▶ [WORK TO DO]:
Repeat the data verbatim.

▶ [SUPPLIED RECORDS]:
>> Start
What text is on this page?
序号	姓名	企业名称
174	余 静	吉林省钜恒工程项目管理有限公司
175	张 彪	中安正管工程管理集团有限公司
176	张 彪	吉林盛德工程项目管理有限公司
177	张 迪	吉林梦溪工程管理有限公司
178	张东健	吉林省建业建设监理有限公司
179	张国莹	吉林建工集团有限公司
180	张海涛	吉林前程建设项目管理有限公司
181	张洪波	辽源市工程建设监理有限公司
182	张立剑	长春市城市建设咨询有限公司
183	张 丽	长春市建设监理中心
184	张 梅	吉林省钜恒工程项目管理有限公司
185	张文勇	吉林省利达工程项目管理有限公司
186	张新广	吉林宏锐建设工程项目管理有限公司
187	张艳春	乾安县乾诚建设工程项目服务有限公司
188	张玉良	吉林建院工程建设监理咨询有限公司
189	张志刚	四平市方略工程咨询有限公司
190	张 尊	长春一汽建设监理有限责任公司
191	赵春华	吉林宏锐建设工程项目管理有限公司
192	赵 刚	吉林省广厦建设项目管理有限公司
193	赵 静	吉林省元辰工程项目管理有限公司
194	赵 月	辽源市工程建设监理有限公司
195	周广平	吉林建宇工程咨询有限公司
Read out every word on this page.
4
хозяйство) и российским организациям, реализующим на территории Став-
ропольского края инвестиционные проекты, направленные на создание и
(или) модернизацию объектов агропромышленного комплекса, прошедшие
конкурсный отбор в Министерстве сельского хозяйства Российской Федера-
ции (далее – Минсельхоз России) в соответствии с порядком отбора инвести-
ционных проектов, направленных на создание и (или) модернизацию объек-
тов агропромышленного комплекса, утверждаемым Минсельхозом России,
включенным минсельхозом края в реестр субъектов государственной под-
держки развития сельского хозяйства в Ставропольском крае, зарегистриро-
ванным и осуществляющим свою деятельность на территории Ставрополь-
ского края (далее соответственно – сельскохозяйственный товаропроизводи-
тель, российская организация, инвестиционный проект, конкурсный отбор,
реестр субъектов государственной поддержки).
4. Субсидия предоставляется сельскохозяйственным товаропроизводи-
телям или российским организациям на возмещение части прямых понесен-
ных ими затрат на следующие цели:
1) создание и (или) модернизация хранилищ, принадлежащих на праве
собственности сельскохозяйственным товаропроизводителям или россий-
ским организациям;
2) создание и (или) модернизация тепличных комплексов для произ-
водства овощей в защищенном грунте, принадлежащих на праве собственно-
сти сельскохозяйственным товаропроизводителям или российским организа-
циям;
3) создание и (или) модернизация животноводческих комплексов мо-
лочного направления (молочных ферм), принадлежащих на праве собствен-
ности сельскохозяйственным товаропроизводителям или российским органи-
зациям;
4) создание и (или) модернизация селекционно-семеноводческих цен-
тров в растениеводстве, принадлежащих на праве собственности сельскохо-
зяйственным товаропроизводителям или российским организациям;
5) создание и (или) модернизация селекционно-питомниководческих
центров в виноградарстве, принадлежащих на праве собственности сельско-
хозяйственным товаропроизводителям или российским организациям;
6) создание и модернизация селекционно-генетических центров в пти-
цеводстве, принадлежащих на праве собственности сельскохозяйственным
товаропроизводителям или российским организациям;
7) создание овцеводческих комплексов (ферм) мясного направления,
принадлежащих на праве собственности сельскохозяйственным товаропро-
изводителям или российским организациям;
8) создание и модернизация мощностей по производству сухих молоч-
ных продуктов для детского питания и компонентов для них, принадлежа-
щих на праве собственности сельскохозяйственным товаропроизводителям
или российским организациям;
>> End
▶ [RESULT OF THE TASK]:
What text is on this page?
序号	姓名	企业名称
174	余 静	吉林省钜恒工程项目管理有限公司
175	张 彪	中安正管工程管理集团有限公司
176	张 彪	吉林盛德工程项目管理有限公司
177	张 迪	吉林梦溪工程管理有限公司
178	张东健	吉林省建业建设监理有限公司
179	张国莹	吉林建工集团有限公司
180	张海涛	吉林前程建设项目管理有限公司
181	张洪波	辽源市工程建设监理有限公司
182	张立剑	长春市城市建设咨询有限公司
183	张 丽	长春市建设监理中心
184	张 梅	吉林省钜恒工程项目管理有限公司
185	张文勇	吉林省利达工程项目管理有限公司
186	张新广	吉林宏锐建设工程项目管理有限公司
187	张艳春	乾安县乾诚建设工程项目服务有限公司
188	张玉良	吉林建院工程建设监理咨询有限公司
189	张志刚	四平市方略工程咨询有限公司
190	张 尊	长春一汽建设监理有限责任公司
191	赵春华	吉林宏锐建设工程项目管理有限公司
192	赵 刚	吉林省广厦建设项目管理有限公司
193	赵 静	吉林省元辰工程项目管理有限公司
194	赵 月	辽源市工程建设监理有限公司
195	周广平	吉林建宇工程咨询有限公司
Read out every word on this page.
4
хозяйство) и российским организациям, реализующим на территории Став-
ропольского края инвестиционные проекты, направленные на создание и
(или) модернизацию объектов агропромышленного комплекса, прошедшие
конкурсный отбор в Министерстве сельского хозяйства Российской Федера-
ции (далее – Минсельхоз России) в соответствии с порядком отбора инвести-
ционных проектов, направленных на создание и (или) модернизацию объек-
тов агропромышленного комплекса, утверждаемым Минсельхозом России,
включенным минсельхозом края в реестр субъектов государственной под-
держки развития сельского хозяйства в Ставропольском крае, зарегистриро-
ванным и осуществляющим свою деятельность на территории Ставрополь-
ского края (далее соответственно – сельскохозяйственный товаропроизводи-
тель, российская организация, инвестиционный проект, конкурсный отбор,
реестр субъектов государственной поддержки).
4. Субсидия предоставляется сельскохозяйственным товаропроизводи-
телям или российским организациям на возмещение части прямых понесен-
ных ими затрат на следующие цели:
1) создание и (или) модернизация хранилищ, принадлежащих на праве
собственности сельскохозяйственным товаропроизводителям или россий-
ским организациям;
2) создание и (или) модернизация тепличных комплексов для произ-
водства овощей в защищенном грунте, принадлежащих на праве собственно-
сти сельскохозяйственным товаропроизводителям или российским организа-
циям;
3) создание и (или) модернизация животноводческих комплексов мо-
лочного направления (молочных ферм), принадлежащих на праве собствен-
ности сельскохозяйственным товаропроизводителям или российским органи-
зациям;
4) создание и (или) модернизация селекционно-семеноводческих цен-
тров в растениеводстве, принадлежащих на праве собственности сельскохо-
зяйственным товаропроизводителям или российским организациям;
5) создание и (или) модернизация селекционно-питомниководческих
центров в виноградарстве, принадлежащих на праве собственности сельско-
хозяйственным товаропроизводителям или российским организациям;
6) создание и модернизация селекционно-генетических центров в пти-
цеводстве, принадлежащих на праве собственности сельскохозяйственным
товаропроизводителям или российским организациям;
7) создание овцеводческих комплексов (ферм) мясного направления,
принадлежащих на праве собственности сельскохозяйственным товаропро-
изводителям или российским организациям;
8) создание и модернизация мощностей по производству сухих молоч-
ных продуктов для детского питания и компонентов для них, принадлежа-
щих на праве собственности сельскохозяйственным товаропроизводителям
или российским организациям;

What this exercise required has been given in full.